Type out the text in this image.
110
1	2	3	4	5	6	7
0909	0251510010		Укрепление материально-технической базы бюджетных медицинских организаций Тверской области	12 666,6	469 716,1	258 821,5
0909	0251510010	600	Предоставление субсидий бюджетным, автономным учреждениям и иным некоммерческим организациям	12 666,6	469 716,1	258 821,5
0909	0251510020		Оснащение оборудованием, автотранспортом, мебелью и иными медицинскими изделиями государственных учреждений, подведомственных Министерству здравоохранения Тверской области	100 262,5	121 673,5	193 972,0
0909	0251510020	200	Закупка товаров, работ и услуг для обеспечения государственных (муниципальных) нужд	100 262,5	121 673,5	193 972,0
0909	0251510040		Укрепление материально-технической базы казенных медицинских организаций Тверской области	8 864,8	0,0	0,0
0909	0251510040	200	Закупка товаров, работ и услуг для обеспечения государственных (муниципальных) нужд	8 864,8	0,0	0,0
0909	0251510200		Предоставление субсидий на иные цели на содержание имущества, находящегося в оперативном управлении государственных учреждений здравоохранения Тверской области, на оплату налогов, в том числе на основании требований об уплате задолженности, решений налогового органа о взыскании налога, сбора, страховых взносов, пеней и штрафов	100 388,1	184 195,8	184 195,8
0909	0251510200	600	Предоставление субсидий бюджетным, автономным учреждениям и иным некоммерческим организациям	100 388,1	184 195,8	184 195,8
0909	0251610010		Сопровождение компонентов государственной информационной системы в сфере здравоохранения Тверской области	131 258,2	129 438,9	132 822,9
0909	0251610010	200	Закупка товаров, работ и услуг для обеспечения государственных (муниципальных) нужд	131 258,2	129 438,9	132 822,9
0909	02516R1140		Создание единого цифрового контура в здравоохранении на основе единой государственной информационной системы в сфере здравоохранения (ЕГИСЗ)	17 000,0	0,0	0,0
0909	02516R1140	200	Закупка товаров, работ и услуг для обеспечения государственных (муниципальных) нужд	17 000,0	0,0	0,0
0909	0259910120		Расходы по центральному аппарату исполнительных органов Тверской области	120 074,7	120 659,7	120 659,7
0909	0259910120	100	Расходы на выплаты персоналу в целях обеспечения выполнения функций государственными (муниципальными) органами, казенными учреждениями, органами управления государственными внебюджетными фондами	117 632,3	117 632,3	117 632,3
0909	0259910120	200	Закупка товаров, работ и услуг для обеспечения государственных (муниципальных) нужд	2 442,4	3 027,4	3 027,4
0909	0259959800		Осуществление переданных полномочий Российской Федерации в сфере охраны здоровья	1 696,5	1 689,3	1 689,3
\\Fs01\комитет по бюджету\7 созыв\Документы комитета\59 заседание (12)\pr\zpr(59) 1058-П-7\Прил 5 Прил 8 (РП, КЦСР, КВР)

───

◆ **WRITTEN TASK**: From the records given above, copy all lines containing "материально".

◆ **THE SOLUTION**:
0909	0251510010		Укрепление материально-технической базы бюджетных медицинских организаций Тверской области	12 666,6	469 716,1	258 821,5
0909	0251510040		Укрепление материально-технической базы казенных медицинских организаций Тверской области	8 864,8	0,0	0,0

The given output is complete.